### [WHAT YOU NEED TO DO]
Take all the material and copy it exactly.

### [DATASET ROWS]
::::::::

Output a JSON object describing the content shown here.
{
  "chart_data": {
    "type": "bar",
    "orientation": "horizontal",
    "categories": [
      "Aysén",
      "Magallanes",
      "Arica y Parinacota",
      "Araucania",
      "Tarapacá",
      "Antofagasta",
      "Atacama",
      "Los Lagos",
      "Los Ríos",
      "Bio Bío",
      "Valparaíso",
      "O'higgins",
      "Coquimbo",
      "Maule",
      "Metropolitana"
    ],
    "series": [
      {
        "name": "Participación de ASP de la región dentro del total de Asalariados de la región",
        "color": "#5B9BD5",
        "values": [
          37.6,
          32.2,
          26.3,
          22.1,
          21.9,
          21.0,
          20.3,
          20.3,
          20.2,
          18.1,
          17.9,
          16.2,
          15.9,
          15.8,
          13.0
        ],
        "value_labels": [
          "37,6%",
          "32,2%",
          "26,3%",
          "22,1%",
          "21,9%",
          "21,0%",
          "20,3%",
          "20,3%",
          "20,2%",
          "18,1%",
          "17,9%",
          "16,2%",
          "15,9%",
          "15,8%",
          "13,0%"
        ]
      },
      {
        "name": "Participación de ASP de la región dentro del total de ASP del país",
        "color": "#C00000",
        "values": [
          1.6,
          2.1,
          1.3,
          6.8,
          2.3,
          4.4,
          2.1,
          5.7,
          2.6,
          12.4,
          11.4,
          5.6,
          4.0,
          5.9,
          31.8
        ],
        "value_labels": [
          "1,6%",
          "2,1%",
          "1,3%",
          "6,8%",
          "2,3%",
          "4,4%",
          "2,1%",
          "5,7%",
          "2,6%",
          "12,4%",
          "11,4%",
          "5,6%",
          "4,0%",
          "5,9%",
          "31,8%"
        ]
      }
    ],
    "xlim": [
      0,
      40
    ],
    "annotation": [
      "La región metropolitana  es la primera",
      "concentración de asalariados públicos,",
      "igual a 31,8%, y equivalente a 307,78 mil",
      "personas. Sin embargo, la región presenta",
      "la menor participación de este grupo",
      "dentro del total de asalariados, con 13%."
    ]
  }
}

::::::::

### [TASK SOLUTION]
Output a JSON object describing the content shown here.
{
  "chart_data": {
    "type": "bar",
    "orientation": "horizontal",
    "categories": [
      "Aysén",
      "Magallanes",
      "Arica y Parinacota",
      "Araucania",
      "Tarapacá",
      "Antofagasta",
      "Atacama",
      "Los Lagos",
      "Los Ríos",
      "Bio Bío",
      "Valparaíso",
      "O'higgins",
      "Coquimbo",
      "Maule",
      "Metropolitana"
    ],
    "series": [
      {
        "name": "Participación de ASP de la región dentro del total de Asalariados de la región",
        "color": "#5B9BD5",
        "values": [
          37.6,
          32.2,
          26.3,
          22.1,
          21.9,
          21.0,
          20.3,
          20.3,
          20.2,
          18.1,
          17.9,
          16.2,
          15.9,
          15.8,
          13.0
        ],
        "value_labels": [
          "37,6%",
          "32,2%",
          "26,3%",
          "22,1%",
          "21,9%",
          "21,0%",
          "20,3%",
          "20,3%",
          "20,2%",
          "18,1%",
          "17,9%",
          "16,2%",
          "15,9%",
          "15,8%",
          "13,0%"
        ]
      },
      {
        "name": "Participación de ASP de la región dentro del total de ASP del país",
        "color": "#C00000",
        "values": [
          1.6,
          2.1,
          1.3,
          6.8,
          2.3,
          4.4,
          2.1,
          5.7,
          2.6,
          12.4,
          11.4,
          5.6,
          4.0,
          5.9,
          31.8
        ],
        "value_labels": [
          "1,6%",
          "2,1%",
          "1,3%",
          "6,8%",
          "2,3%",
          "4,4%",
          "2,1%",
          "5,7%",
          "2,6%",
          "12,4%",
          "11,4%",
          "5,6%",
          "4,0%",
          "5,9%",
          "31,8%"
        ]
      }
    ],
    "xlim": [
      0,
      40
    ],
    "annotation": [
      "La región metropolitana  es la primera",
      "concentración de asalariados públicos,",
      "igual a 31,8%, y equivalente a 307,78 mil",
      "personas. Sin embargo, la región presenta",
      "la menor participación de este grupo",
      "dentro del total de asalariados, con 13%."
    ]
  }
}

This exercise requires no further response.